TASK MATERIAL:
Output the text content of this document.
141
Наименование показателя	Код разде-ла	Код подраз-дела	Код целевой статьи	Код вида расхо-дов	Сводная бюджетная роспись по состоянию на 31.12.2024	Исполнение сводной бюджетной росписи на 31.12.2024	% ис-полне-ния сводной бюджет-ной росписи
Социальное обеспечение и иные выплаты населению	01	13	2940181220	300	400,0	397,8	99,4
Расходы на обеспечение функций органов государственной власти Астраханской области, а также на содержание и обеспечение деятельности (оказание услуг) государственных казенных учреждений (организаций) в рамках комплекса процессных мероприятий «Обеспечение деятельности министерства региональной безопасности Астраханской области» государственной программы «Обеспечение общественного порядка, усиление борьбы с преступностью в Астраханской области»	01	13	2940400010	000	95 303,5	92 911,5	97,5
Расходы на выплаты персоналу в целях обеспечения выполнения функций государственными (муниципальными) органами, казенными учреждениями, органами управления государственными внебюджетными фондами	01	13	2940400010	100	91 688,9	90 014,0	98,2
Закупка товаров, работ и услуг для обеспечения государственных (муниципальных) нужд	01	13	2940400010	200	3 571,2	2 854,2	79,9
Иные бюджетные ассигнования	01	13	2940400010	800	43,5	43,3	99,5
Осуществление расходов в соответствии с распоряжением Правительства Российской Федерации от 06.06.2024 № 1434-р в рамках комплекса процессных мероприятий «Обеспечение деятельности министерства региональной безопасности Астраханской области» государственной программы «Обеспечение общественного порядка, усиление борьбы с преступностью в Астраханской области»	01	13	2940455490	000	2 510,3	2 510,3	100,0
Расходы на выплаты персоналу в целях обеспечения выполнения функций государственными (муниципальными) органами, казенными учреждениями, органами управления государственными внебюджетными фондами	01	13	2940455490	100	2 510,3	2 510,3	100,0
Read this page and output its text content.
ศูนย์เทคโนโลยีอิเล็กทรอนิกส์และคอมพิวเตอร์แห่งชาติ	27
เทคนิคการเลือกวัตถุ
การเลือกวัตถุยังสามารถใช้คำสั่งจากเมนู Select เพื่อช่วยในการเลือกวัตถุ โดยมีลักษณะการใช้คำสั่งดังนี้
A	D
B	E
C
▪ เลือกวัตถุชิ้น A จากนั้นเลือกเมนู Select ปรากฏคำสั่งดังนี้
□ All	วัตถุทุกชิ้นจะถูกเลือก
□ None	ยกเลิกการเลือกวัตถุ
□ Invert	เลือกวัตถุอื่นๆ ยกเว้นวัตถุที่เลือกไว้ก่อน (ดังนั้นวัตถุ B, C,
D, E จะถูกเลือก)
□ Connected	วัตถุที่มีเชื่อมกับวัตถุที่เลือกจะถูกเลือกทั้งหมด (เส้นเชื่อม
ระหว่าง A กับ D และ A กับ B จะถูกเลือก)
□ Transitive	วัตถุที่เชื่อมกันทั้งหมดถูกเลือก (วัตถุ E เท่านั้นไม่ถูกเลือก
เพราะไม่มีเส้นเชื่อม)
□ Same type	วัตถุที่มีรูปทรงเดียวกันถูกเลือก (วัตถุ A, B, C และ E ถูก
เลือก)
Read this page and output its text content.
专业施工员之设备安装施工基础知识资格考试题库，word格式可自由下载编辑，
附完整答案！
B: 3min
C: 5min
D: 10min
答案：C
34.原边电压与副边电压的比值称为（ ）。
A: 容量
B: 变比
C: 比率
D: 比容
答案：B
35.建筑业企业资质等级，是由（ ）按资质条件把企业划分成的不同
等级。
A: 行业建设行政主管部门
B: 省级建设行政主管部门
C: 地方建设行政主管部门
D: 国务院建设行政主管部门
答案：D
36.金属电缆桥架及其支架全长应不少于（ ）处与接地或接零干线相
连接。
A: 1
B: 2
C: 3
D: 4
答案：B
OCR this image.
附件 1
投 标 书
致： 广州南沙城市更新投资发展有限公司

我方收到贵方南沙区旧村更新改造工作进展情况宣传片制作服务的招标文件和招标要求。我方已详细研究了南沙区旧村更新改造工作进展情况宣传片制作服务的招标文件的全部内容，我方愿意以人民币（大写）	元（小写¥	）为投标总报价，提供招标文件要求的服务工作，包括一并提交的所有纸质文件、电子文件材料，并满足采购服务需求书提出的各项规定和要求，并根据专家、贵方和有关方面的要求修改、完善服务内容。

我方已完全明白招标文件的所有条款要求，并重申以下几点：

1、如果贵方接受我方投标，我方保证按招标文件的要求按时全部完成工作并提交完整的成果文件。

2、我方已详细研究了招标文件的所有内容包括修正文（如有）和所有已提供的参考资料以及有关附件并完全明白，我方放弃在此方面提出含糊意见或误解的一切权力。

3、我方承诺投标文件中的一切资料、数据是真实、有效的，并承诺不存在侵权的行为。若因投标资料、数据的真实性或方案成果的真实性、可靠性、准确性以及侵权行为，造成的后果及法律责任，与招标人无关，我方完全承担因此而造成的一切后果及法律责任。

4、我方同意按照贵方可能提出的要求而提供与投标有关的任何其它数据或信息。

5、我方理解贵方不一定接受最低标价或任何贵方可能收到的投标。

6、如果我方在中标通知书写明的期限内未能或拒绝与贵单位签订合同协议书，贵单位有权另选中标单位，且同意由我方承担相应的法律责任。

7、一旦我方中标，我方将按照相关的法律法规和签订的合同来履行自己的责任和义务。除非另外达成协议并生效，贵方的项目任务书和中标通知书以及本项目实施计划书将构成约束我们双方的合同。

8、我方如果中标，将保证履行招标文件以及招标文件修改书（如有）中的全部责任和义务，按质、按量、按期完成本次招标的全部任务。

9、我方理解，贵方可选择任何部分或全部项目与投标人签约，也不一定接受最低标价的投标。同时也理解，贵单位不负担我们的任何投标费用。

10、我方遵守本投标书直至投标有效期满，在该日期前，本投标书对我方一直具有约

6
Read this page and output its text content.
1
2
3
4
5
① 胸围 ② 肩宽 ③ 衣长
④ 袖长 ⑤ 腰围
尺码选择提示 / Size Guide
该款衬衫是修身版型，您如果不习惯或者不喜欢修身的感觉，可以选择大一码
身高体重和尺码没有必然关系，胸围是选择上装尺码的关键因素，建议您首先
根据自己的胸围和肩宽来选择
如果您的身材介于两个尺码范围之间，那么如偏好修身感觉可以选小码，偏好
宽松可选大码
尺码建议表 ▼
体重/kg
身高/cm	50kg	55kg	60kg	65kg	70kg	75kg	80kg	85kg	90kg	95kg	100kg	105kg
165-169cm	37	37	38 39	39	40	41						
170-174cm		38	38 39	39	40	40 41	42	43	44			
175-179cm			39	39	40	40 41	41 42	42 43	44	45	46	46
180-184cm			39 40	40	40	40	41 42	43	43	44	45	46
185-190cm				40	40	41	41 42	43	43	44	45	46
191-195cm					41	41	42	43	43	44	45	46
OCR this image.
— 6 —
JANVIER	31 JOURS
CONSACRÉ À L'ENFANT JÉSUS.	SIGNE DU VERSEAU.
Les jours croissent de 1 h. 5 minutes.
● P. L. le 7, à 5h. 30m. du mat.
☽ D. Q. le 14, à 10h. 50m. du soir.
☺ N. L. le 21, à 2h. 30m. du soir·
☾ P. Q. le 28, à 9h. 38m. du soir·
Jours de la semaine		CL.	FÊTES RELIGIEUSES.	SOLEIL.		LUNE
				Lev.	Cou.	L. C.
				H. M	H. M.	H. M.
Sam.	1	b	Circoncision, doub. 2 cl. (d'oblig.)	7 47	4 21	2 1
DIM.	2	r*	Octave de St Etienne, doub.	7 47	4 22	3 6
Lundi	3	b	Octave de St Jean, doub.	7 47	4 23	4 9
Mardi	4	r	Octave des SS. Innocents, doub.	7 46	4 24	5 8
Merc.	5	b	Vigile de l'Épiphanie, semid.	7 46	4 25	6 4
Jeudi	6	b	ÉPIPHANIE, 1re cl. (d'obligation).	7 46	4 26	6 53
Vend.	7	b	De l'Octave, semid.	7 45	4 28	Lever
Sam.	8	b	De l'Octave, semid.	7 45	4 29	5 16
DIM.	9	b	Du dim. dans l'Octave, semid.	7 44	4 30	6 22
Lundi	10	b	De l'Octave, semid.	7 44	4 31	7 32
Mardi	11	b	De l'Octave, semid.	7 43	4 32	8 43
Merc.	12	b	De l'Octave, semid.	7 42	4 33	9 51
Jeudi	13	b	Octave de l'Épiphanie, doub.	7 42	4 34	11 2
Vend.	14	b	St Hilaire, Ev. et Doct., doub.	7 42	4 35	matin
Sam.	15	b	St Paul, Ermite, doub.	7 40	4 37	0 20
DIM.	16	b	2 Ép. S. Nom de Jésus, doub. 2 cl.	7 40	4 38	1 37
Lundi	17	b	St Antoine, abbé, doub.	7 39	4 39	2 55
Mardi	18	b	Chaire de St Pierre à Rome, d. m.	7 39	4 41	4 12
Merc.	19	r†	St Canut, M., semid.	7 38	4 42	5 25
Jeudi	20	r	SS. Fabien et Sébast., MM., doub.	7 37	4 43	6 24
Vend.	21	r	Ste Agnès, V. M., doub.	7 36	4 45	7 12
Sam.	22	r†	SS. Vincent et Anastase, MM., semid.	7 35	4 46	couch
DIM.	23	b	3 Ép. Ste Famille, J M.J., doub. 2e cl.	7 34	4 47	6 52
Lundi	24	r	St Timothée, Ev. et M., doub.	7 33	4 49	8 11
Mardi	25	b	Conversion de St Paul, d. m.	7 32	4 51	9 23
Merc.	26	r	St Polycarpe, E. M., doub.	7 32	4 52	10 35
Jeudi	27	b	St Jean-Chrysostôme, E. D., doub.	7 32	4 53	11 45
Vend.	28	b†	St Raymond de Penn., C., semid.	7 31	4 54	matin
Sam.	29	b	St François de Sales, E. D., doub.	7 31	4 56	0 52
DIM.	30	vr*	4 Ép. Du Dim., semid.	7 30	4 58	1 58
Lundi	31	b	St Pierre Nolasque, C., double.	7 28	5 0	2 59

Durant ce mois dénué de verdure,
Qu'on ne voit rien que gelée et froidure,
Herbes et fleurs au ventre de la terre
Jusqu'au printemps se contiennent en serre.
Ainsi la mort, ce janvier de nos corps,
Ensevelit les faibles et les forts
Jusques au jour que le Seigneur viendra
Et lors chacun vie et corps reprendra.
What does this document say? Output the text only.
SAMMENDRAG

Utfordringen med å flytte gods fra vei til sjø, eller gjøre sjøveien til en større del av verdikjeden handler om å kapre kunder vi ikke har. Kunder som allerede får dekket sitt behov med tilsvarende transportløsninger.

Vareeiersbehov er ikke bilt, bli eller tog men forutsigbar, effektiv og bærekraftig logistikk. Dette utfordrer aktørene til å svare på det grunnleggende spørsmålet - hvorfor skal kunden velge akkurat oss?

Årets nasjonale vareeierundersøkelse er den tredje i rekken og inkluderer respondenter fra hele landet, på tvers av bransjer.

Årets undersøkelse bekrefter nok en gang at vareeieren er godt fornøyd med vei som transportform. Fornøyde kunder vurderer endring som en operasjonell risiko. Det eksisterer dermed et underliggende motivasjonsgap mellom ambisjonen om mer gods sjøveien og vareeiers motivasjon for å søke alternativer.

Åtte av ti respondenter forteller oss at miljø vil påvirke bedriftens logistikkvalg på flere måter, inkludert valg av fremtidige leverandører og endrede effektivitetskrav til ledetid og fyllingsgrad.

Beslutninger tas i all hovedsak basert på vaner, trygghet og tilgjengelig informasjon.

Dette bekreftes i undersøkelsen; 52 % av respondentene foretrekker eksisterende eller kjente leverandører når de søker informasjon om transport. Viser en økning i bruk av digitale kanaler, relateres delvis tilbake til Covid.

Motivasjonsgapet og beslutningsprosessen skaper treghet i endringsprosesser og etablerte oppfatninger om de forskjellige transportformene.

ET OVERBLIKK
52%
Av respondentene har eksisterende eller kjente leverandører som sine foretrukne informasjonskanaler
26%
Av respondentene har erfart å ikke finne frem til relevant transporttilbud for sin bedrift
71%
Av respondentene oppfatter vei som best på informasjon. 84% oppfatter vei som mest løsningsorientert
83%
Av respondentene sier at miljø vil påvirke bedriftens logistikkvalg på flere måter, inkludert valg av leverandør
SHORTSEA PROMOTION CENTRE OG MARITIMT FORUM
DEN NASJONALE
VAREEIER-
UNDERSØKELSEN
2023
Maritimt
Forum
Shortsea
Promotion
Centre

TO DO: Above are the records. Copy every line in them holding "Jeudi".

EXERCISE ANSWER:
Jeudi	6	b	ÉPIPHANIE, 1re cl. (d'obligation).	7 46	4 26	6 53
Jeudi	13	b	Octave de l'Épiphanie, doub.	7 42	4 34	11 2
Jeudi	20	r	SS. Fabien et Sébast., MM., doub.	7 37	4 43	6 24
Jeudi	27	b	St Jean-Chrysostôme, E. D., doub.	7 32	4 53	11 45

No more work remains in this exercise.